(TASK REQUIREMENTS) Output every entry exactly as given.

┌─ PROVIDED RECORDS

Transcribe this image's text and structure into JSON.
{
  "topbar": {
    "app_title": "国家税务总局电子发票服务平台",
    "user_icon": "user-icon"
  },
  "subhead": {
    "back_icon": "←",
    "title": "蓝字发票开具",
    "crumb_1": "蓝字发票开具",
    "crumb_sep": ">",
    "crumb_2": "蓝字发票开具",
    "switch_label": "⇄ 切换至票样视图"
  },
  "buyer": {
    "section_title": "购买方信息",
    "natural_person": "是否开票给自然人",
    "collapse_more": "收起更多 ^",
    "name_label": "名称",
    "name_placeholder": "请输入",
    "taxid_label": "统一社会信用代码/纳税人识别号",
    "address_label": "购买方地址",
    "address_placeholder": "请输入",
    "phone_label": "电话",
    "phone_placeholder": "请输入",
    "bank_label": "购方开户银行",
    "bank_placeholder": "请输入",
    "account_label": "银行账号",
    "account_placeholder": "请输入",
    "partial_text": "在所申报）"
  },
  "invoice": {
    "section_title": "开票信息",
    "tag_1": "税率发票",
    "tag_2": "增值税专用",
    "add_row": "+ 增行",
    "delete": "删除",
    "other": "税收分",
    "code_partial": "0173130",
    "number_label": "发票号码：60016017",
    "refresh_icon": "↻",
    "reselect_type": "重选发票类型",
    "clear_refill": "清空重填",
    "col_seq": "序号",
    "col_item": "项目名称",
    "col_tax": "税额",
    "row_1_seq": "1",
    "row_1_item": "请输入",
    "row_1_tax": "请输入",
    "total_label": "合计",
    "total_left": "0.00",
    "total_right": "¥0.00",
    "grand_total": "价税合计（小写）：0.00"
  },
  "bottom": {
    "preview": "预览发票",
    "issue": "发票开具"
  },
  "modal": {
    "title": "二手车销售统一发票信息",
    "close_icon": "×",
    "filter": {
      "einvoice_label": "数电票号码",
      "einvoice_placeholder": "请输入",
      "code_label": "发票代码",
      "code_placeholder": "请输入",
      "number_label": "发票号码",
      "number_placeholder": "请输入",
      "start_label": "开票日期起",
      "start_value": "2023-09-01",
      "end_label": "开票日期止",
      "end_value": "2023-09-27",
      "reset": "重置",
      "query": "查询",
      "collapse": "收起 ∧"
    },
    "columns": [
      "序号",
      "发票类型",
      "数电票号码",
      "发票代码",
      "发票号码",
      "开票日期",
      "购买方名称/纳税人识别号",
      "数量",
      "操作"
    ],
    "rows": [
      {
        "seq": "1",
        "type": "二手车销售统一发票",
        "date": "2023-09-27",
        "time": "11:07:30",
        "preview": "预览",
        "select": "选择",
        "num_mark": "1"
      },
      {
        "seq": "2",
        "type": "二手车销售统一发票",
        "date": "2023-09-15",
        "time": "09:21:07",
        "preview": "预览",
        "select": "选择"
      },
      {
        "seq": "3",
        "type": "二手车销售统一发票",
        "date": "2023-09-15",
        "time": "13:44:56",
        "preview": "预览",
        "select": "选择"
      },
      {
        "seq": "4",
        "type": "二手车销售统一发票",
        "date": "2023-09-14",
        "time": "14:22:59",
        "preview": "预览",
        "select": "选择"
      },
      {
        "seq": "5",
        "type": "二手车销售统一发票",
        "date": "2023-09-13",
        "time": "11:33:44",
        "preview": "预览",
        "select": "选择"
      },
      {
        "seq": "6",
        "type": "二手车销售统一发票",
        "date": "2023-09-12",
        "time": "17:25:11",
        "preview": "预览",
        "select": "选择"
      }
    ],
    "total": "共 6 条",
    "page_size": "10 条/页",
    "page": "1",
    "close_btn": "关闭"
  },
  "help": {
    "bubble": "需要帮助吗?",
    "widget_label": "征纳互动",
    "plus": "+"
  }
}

└─

(TASK RESPONSE)
Transcribe this image's text and structure into JSON.
{
  "topbar": {
    "app_title": "国家税务总局电子发票服务平台",
    "user_icon": "user-icon"
  },
  "subhead": {
    "back_icon": "←",
    "title": "蓝字发票开具",
    "crumb_1": "蓝字发票开具",
    "crumb_sep": ">",
    "crumb_2": "蓝字发票开具",
    "switch_label": "⇄ 切换至票样视图"
  },
  "buyer": {
    "section_title": "购买方信息",
    "natural_person": "是否开票给自然人",
    "collapse_more": "收起更多 ^",
    "name_label": "名称",
    "name_placeholder": "请输入",
    "taxid_label": "统一社会信用代码/纳税人识别号",
    "address_label": "购买方地址",
    "address_placeholder": "请输入",
    "phone_label": "电话",
    "phone_placeholder": "请输入",
    "bank_label": "购方开户银行",
    "bank_placeholder": "请输入",
    "account_label": "银行账号",
    "account_placeholder": "请输入",
    "partial_text": "在所申报）"
  },
  "invoice": {
    "section_title": "开票信息",
    "tag_1": "税率发票",
    "tag_2": "增值税专用",
    "add_row": "+ 增行",
    "delete": "删除",
    "other": "税收分",
    "code_partial": "0173130",
    "number_label": "发票号码：60016017",
    "refresh_icon": "↻",
    "reselect_type": "重选发票类型",
    "clear_refill": "清空重填",
    "col_seq": "序号",
    "col_item": "项目名称",
    "col_tax": "税额",
    "row_1_seq": "1",
    "row_1_item": "请输入",
    "row_1_tax": "请输入",
    "total_label": "合计",
    "total_left": "0.00",
    "total_right": "¥0.00",
    "grand_total": "价税合计（小写）：0.00"
  },
  "bottom": {
    "preview": "预览发票",
    "issue": "发票开具"
  },
  "modal": {
    "title": "二手车销售统一发票信息",
    "close_icon": "×",
    "filter": {
      "einvoice_label": "数电票号码",
      "einvoice_placeholder": "请输入",
      "code_label": "发票代码",
      "code_placeholder": "请输入",
      "number_label": "发票号码",
      "number_placeholder": "请输入",
      "start_label": "开票日期起",
      "start_value": "2023-09-01",
      "end_label": "开票日期止",
      "end_value": "2023-09-27",
      "reset": "重置",
      "query": "查询",
      "collapse": "收起 ∧"
    },
    "columns": [
      "序号",
      "发票类型",
      "数电票号码",
      "发票代码",
      "发票号码",
      "开票日期",
      "购买方名称/纳税人识别号",
      "数量",
      "操作"
    ],
    "rows": [
      {
        "seq": "1",
        "type": "二手车销售统一发票",
        "date": "2023-09-27",
        "time": "11:07:30",
        "preview": "预览",
        "select": "选择",
        "num_mark": "1"
      },
      {
        "seq": "2",
        "type": "二手车销售统一发票",
        "date": "2023-09-15",
        "time": "09:21:07",
        "preview": "预览",
        "select": "选择"
      },
      {
        "seq": "3",
        "type": "二手车销售统一发票",
        "date": "2023-09-15",
        "time": "13:44:56",
        "preview": "预览",
        "select": "选择"
      },
      {
        "seq": "4",
        "type": "二手车销售统一发票",
        "date": "2023-09-14",
        "time": "14:22:59",
        "preview": "预览",
        "select": "选择"
      },
      {
        "seq": "5",
        "type": "二手车销售统一发票",
        "date": "2023-09-13",
        "time": "11:33:44",
        "preview": "预览",
        "select": "选择"
      },
      {
        "seq": "6",
        "type": "二手车销售统一发票",
        "date": "2023-09-12",
        "time": "17:25:11",
        "preview": "预览",
        "select": "选择"
      }
    ],
    "total": "共 6 条",
    "page_size": "10 条/页",
    "page": "1",
    "close_btn": "关闭"
  },
  "help": {
    "bubble": "需要帮助吗?",
    "widget_label": "征纳互动",
    "plus": "+"
  }
}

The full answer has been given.